## Supplied entries
--*--

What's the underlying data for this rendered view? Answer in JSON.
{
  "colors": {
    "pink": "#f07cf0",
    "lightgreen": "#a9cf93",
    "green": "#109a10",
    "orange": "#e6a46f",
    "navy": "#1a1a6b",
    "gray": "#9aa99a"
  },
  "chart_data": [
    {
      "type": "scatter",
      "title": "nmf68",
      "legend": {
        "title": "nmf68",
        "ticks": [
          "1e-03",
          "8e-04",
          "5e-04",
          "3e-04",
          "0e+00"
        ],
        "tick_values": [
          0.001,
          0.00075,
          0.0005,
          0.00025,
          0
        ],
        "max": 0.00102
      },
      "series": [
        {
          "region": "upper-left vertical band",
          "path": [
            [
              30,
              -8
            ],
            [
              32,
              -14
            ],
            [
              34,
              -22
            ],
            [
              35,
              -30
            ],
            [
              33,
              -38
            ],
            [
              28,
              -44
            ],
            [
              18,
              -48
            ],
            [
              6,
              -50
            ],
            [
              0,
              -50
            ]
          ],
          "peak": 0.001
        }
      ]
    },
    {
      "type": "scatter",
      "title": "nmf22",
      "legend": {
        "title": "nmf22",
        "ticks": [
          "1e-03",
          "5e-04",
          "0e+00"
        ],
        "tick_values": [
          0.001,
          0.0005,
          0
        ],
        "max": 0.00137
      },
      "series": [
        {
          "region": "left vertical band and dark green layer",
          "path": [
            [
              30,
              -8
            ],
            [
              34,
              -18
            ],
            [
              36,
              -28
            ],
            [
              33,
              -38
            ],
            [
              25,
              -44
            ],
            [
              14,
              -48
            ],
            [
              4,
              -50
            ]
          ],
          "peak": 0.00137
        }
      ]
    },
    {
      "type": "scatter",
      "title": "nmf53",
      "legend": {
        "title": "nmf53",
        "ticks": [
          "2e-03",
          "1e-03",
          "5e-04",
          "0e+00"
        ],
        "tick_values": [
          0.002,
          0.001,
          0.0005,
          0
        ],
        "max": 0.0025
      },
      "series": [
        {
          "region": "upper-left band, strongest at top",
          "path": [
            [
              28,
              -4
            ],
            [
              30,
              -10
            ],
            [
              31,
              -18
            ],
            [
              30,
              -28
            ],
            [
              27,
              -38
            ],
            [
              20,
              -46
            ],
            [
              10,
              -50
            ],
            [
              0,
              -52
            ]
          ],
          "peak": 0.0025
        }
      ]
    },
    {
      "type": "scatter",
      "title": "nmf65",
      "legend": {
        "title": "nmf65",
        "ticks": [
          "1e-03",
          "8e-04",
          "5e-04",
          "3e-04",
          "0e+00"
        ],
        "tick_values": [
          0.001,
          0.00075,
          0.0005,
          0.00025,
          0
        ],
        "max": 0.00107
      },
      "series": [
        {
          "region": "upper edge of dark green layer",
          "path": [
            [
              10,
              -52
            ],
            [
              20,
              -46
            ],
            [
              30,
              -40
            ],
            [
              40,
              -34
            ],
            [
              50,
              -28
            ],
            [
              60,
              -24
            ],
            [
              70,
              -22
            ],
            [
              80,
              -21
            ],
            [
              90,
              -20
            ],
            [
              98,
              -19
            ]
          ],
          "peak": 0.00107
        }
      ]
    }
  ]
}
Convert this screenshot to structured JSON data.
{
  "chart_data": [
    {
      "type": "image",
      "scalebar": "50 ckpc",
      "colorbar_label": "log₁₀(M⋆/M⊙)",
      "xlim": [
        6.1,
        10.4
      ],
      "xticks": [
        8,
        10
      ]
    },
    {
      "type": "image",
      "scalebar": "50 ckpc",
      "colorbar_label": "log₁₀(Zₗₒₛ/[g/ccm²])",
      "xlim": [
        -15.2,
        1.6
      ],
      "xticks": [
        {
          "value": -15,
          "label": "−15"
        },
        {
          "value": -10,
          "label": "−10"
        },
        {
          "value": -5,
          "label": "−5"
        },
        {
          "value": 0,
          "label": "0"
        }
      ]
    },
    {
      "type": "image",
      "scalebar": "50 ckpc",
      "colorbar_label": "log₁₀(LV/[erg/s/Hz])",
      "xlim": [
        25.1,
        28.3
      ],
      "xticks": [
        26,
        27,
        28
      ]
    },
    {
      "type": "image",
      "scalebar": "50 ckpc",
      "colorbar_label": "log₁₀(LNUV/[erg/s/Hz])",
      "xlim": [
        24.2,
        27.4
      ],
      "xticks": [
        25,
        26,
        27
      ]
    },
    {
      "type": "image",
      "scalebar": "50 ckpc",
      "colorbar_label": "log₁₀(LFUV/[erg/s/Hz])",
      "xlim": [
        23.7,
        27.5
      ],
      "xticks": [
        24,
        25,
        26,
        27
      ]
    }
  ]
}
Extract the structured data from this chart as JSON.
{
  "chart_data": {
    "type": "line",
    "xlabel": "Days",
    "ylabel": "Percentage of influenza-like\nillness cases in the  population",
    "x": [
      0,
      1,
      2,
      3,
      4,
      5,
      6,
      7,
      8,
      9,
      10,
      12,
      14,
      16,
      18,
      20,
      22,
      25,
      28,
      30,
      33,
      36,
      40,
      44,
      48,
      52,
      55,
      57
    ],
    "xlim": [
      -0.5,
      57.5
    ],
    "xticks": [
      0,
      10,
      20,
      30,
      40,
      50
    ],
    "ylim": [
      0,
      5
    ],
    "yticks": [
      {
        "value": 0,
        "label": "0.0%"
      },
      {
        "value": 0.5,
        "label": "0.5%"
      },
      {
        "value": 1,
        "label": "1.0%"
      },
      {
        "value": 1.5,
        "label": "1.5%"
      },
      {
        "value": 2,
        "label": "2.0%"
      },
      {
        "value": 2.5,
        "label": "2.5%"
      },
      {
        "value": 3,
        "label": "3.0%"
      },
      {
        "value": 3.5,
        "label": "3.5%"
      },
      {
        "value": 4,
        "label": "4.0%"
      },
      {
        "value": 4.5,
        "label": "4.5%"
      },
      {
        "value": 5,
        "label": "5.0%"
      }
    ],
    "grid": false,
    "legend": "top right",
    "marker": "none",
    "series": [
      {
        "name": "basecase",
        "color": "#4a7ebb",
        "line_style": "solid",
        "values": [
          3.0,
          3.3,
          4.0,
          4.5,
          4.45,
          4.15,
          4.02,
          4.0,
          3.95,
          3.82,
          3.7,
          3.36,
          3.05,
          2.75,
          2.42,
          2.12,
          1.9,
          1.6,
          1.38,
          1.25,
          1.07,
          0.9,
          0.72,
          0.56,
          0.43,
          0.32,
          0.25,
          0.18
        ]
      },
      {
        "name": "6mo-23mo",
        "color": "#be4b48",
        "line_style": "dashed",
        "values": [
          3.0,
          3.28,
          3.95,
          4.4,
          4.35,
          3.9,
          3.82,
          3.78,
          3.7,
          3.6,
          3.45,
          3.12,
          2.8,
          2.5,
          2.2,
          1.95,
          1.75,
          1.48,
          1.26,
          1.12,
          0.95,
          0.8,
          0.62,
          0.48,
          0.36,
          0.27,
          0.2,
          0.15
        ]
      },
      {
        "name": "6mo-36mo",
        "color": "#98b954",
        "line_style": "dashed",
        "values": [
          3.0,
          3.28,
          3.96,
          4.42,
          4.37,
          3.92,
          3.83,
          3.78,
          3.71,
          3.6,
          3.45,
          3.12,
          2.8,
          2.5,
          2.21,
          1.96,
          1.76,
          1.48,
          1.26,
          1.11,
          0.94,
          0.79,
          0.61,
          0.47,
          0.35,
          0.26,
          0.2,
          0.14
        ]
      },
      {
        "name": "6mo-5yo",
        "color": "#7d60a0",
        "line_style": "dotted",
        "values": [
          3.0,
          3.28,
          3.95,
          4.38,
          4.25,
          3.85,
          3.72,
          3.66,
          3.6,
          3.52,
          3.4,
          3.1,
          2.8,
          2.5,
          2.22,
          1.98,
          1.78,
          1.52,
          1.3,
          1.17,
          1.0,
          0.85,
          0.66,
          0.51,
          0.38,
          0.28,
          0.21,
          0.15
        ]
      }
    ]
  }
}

--*--

## Set exercise
Of the lines above, copy each that contains "upper".

## Solution for this exercise
          "region": "upper-left vertical band",
          "region": "upper-left band, strongest at top",
          "region": "upper edge of dark green layer",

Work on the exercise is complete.